■ What the exercise asks
Begin the copy at the line containing "Transcribe this image's" and end it at the final line of the material below, reproducing each line exactly, without images.

■ Supplied records

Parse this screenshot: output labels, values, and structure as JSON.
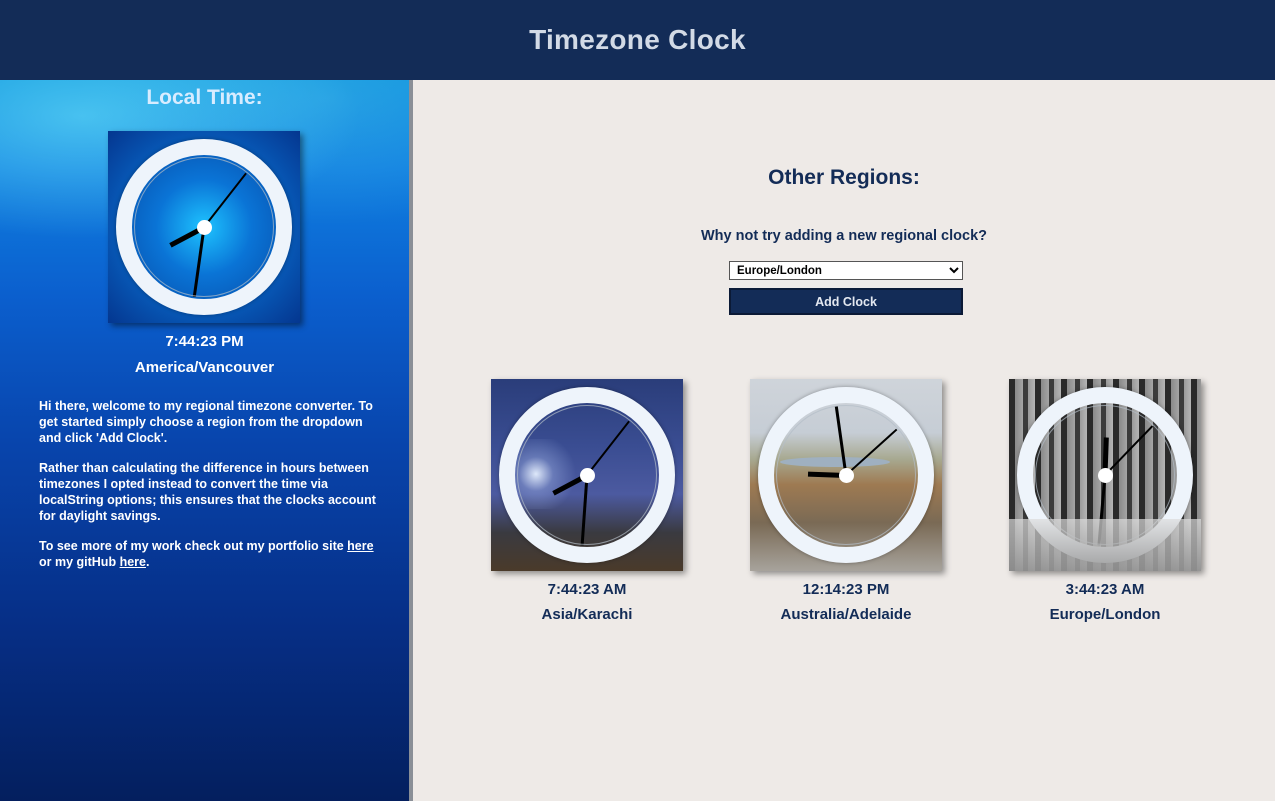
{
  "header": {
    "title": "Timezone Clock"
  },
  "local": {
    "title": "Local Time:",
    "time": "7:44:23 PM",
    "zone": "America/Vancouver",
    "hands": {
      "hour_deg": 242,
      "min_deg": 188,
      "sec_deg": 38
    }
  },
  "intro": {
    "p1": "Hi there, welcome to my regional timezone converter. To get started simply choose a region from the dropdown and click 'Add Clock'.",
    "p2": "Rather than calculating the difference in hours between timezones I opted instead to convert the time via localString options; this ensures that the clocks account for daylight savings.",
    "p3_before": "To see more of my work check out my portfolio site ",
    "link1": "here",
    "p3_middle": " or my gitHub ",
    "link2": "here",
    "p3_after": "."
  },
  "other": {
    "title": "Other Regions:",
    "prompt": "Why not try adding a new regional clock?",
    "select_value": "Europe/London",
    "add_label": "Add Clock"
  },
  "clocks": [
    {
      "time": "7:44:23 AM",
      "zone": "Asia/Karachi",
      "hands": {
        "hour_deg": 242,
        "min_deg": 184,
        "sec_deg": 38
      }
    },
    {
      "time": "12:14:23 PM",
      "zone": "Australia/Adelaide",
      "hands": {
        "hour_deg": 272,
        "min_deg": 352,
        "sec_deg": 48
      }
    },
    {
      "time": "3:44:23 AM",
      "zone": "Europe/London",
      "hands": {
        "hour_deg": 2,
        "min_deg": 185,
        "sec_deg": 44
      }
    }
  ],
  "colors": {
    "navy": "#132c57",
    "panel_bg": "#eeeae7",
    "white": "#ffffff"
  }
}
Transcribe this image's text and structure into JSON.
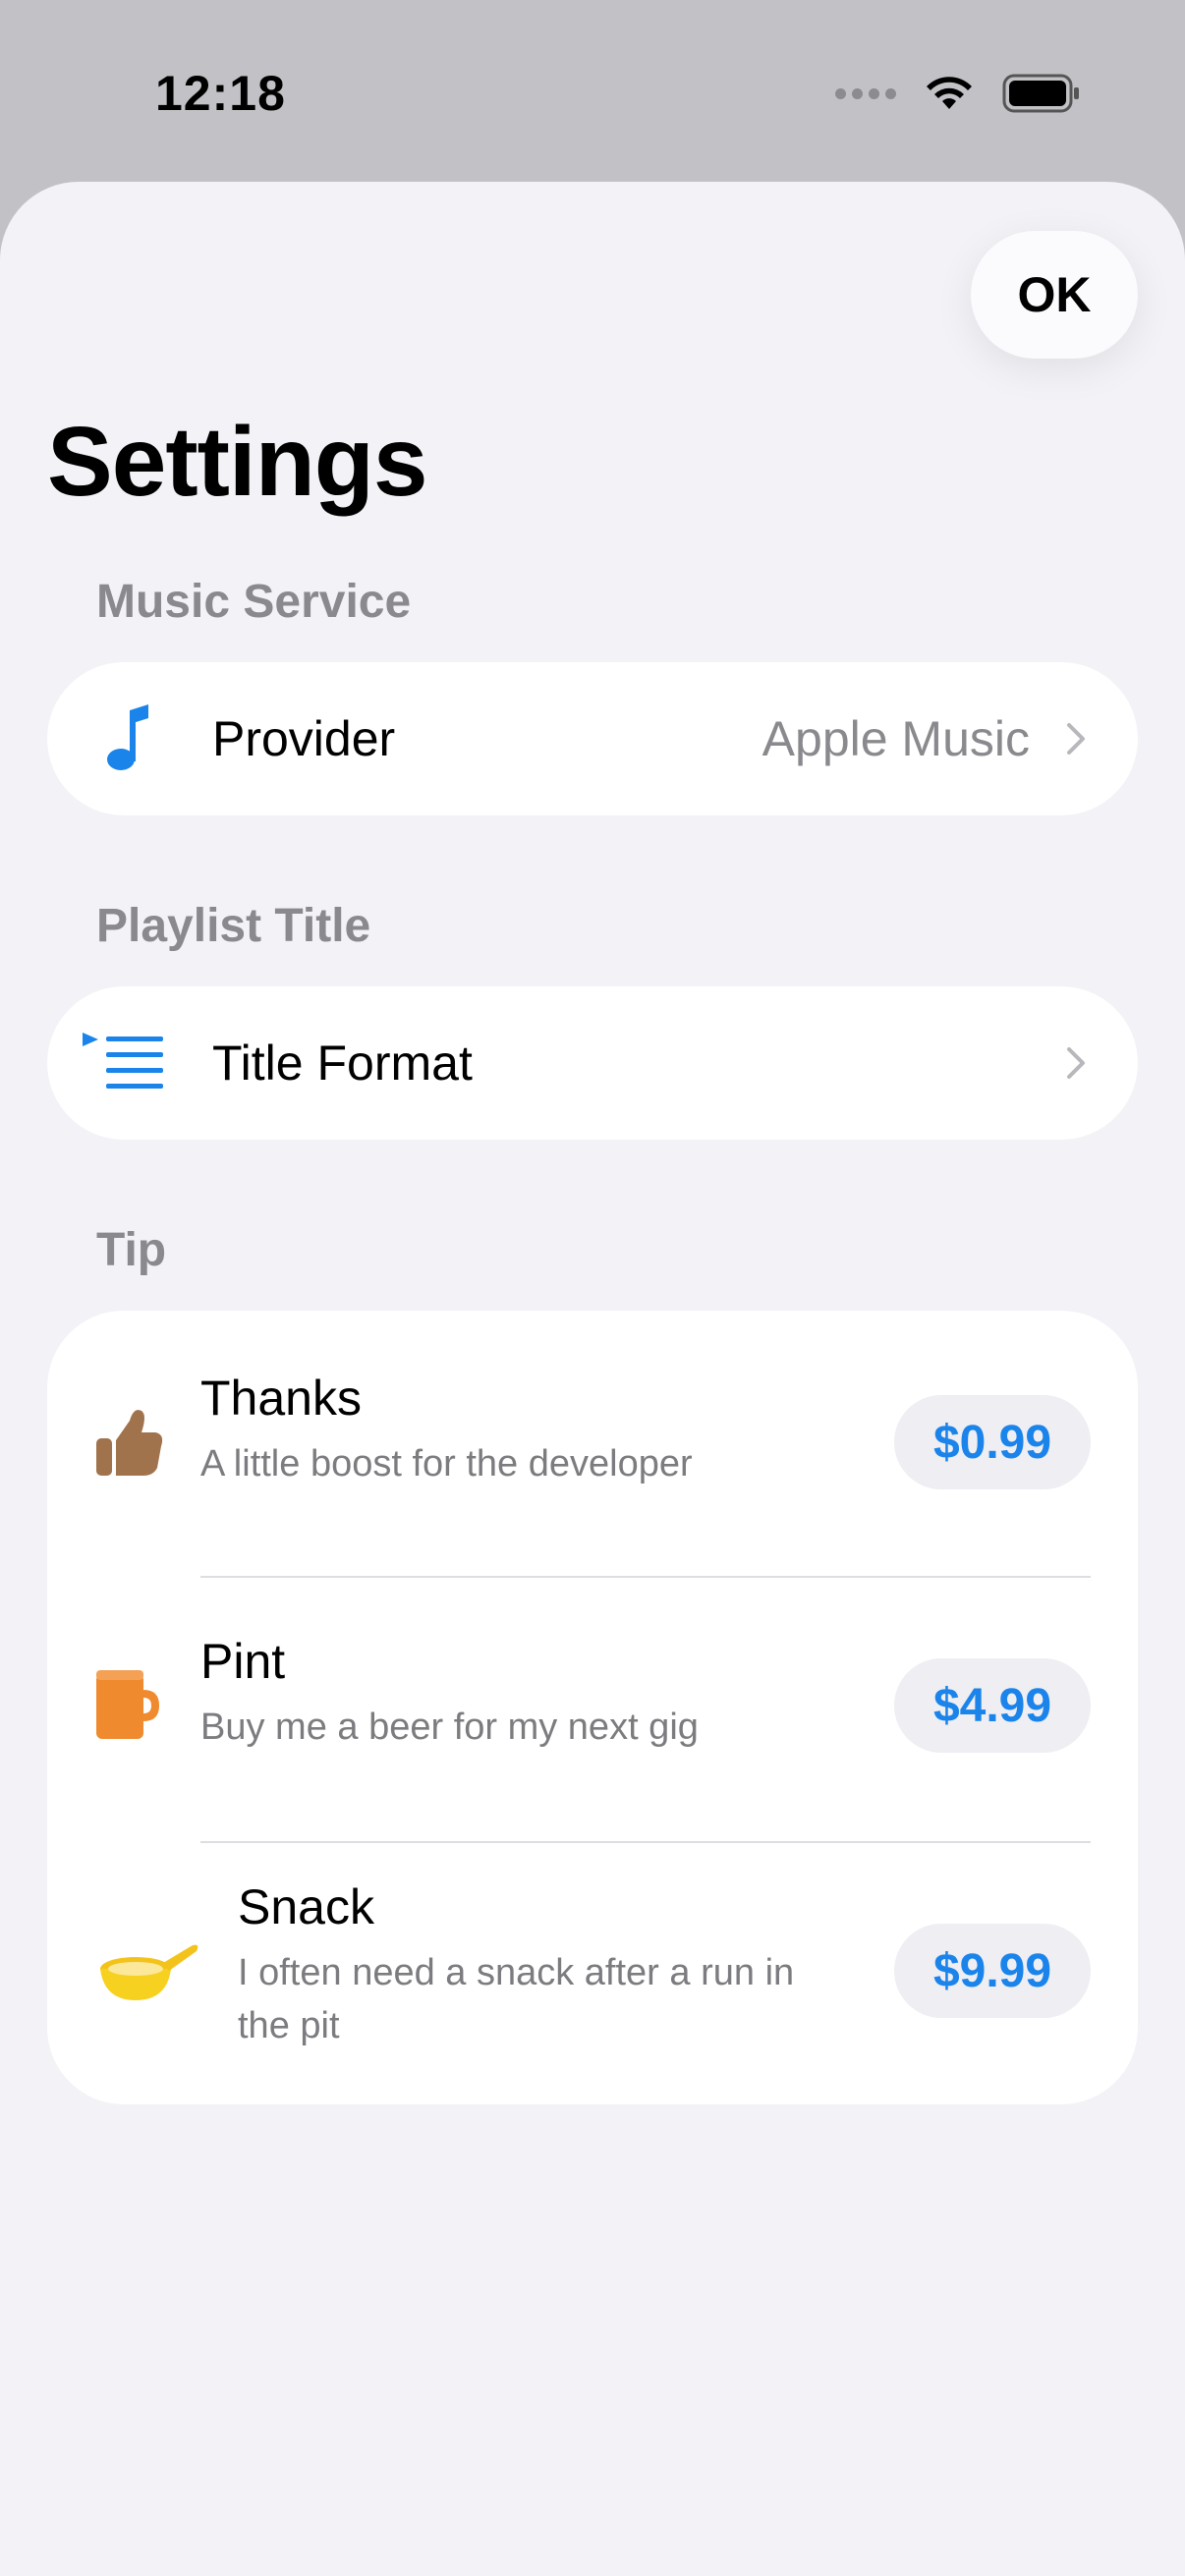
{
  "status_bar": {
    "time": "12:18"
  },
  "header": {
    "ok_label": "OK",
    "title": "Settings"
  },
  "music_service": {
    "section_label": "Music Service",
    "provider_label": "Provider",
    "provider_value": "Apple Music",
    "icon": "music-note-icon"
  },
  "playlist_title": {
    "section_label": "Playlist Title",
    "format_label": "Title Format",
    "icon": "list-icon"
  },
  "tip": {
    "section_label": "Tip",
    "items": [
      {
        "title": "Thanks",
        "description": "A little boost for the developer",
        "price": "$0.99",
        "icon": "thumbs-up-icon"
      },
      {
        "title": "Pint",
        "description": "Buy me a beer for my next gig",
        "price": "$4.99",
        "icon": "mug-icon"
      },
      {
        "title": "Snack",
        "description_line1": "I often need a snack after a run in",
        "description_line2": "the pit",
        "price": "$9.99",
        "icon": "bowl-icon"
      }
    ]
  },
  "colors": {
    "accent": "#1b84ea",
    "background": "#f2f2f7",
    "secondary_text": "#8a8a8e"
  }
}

■ Answer for the task
Transcribe this image's text and structure into JSON.
{
  "status_bar": {
    "time": "12:18"
  },
  "header": {
    "ok_label": "OK",
    "title": "Settings"
  },
  "music_service": {
    "section_label": "Music Service",
    "provider_label": "Provider",
    "provider_value": "Apple Music",
    "icon": "music-note-icon"
  },
  "playlist_title": {
    "section_label": "Playlist Title",
    "format_label": "Title Format",
    "icon": "list-icon"
  },
  "tip": {
    "section_label": "Tip",
    "items": [
      {
        "title": "Thanks",
        "description": "A little boost for the developer",
        "price": "$0.99",
        "icon": "thumbs-up-icon"
      },
      {
        "title": "Pint",
        "description": "Buy me a beer for my next gig",
        "price": "$4.99",
        "icon": "mug-icon"
      },
      {
        "title": "Snack",
        "description_line1": "I often need a snack after a run in",
        "description_line2": "the pit",
        "price": "$9.99",
        "icon": "bowl-icon"
      }
    ]
  },
  "colors": {
    "accent": "#1b84ea",
    "background": "#f2f2f7",
    "secondary_text": "#8a8a8e"
  }
}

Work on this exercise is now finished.